* _EXERCISE_: Pick out every line that holds the string "JSON" and copy it.

* _LISTED ENTRIES_:
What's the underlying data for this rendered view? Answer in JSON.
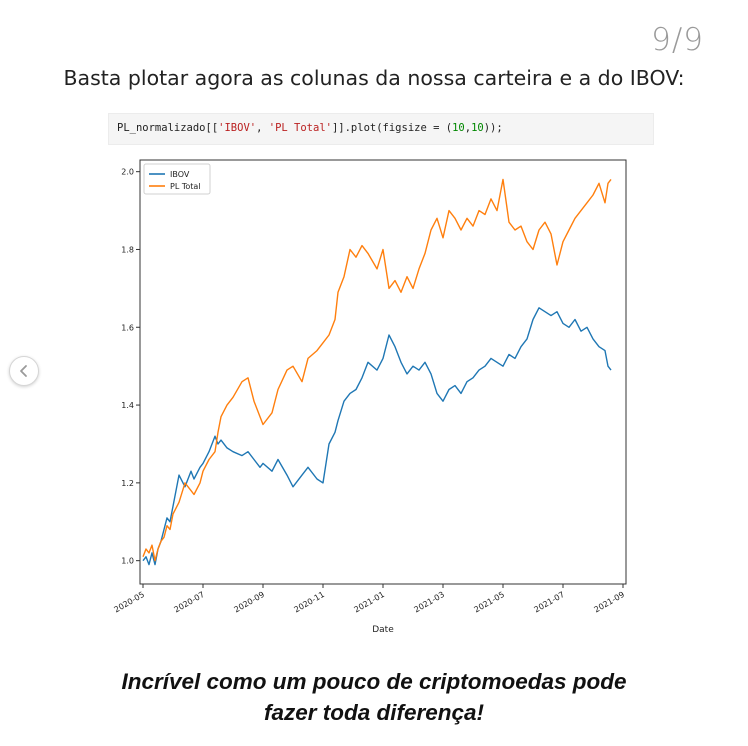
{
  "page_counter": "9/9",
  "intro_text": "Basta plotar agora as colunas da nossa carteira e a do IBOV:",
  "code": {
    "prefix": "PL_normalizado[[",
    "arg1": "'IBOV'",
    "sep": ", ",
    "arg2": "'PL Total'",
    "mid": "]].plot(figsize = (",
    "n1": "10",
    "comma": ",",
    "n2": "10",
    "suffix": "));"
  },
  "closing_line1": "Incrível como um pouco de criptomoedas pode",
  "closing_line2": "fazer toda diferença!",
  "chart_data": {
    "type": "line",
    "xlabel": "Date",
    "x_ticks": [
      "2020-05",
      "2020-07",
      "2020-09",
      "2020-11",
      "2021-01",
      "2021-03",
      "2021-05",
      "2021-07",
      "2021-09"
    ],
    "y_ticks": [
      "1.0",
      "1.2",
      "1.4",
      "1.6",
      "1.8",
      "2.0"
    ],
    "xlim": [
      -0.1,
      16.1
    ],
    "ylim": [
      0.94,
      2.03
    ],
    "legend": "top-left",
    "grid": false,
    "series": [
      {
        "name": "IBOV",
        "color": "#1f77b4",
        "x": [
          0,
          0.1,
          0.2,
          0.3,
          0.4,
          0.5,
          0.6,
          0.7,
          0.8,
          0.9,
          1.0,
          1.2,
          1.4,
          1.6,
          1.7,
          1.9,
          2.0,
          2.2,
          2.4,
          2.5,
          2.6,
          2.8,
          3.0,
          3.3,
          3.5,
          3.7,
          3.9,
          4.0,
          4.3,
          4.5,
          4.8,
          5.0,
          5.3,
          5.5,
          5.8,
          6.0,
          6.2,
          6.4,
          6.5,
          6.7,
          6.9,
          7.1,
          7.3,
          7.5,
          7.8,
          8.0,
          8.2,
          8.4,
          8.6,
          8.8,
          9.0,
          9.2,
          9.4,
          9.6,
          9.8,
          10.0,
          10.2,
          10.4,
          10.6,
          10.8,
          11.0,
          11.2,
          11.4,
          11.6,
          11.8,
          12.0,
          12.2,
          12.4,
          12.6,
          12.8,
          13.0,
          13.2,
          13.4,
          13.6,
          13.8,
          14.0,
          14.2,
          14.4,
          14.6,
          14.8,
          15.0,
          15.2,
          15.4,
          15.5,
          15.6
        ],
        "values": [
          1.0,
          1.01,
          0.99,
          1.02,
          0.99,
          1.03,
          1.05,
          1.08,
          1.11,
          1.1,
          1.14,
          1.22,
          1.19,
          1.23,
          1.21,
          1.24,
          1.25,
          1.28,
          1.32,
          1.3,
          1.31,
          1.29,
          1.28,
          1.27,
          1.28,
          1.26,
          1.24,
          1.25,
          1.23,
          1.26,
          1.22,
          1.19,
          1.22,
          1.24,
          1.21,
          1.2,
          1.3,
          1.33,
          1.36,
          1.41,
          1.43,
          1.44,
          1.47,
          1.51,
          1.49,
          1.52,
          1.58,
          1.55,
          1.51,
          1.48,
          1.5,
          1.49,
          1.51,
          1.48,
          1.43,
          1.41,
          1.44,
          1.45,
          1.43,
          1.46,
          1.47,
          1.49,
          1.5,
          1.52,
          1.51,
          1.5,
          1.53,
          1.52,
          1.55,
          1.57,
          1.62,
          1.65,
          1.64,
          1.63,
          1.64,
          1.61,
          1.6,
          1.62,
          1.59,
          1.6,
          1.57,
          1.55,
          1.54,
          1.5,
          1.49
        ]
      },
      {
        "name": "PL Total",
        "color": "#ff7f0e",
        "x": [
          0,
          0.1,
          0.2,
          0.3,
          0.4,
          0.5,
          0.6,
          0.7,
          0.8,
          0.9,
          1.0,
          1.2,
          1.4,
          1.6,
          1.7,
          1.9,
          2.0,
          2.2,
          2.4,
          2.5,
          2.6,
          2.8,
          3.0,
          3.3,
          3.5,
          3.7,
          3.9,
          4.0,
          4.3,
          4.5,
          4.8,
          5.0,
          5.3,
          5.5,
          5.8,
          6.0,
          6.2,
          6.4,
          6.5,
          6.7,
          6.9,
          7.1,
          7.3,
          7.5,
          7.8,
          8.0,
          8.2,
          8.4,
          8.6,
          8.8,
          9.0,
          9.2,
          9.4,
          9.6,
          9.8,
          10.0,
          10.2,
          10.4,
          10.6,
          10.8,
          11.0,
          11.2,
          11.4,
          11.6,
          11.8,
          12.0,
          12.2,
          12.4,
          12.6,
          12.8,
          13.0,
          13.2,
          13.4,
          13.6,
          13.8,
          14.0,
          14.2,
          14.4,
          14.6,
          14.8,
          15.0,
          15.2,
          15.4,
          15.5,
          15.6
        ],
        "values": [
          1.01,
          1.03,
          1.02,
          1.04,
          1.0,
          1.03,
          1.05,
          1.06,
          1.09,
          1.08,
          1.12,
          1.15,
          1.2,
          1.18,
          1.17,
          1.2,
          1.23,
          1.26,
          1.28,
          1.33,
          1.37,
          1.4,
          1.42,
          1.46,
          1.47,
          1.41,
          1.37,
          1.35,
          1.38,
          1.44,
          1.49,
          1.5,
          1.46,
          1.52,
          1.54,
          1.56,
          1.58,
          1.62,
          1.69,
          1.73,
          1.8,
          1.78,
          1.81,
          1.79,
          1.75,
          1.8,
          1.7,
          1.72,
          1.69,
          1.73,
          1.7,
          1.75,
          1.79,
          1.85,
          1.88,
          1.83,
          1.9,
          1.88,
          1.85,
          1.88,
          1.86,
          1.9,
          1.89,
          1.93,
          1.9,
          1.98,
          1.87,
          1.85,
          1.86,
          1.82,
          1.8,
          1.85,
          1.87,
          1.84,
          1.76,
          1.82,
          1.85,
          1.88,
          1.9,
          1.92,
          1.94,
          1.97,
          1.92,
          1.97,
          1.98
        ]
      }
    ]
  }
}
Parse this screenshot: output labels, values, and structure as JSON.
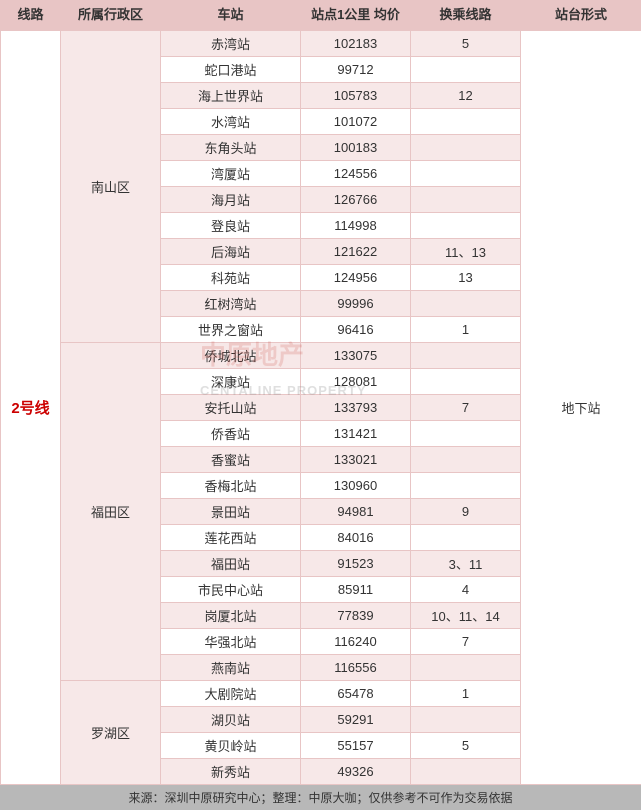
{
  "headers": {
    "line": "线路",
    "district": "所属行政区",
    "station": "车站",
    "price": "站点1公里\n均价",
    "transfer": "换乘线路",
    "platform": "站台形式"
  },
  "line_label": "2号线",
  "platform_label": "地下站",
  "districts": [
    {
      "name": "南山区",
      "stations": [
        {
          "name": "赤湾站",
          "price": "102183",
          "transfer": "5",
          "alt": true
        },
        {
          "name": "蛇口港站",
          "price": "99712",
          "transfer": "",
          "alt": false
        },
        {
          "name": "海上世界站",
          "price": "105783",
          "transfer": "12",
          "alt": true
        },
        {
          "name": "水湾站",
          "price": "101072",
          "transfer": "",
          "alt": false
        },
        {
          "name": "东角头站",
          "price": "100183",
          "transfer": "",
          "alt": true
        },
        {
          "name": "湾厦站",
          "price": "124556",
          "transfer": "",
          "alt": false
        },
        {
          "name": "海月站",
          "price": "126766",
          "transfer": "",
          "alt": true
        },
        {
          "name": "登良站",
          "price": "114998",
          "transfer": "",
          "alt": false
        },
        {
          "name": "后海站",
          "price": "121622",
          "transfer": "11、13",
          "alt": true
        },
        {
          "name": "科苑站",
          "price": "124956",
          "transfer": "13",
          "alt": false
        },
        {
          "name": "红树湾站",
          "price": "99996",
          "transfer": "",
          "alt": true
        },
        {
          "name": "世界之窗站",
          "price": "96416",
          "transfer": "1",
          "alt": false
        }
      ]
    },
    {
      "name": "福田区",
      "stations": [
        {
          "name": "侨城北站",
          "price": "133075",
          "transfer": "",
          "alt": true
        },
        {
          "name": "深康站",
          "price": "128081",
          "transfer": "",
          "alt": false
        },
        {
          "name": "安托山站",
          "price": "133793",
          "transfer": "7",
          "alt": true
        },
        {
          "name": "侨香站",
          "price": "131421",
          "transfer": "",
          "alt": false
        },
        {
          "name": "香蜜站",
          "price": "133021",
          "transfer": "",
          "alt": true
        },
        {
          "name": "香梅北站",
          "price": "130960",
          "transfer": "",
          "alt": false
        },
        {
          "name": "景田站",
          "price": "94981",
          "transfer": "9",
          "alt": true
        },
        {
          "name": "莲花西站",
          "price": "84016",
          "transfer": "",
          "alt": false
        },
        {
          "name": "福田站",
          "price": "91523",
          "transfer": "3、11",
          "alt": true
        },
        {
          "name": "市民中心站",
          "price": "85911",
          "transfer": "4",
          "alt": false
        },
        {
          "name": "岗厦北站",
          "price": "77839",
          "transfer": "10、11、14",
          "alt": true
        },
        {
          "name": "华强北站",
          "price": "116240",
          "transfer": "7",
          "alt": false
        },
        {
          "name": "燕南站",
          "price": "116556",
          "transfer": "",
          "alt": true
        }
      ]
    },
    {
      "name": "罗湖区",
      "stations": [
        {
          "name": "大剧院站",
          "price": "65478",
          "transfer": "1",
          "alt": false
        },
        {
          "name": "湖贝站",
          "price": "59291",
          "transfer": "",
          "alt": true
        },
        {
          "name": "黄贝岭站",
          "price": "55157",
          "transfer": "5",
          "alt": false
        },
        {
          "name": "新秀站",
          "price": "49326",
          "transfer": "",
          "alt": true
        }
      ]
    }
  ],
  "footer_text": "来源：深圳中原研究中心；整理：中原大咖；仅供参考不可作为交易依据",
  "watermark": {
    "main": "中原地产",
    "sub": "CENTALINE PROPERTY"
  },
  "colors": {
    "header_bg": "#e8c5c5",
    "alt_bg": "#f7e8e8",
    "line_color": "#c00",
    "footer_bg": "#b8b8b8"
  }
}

* _SOLUTION_:
What's the underlying data for this rendered view? Answer in JSON.
Parse this screenshot: output labels, values, and structure as JSON.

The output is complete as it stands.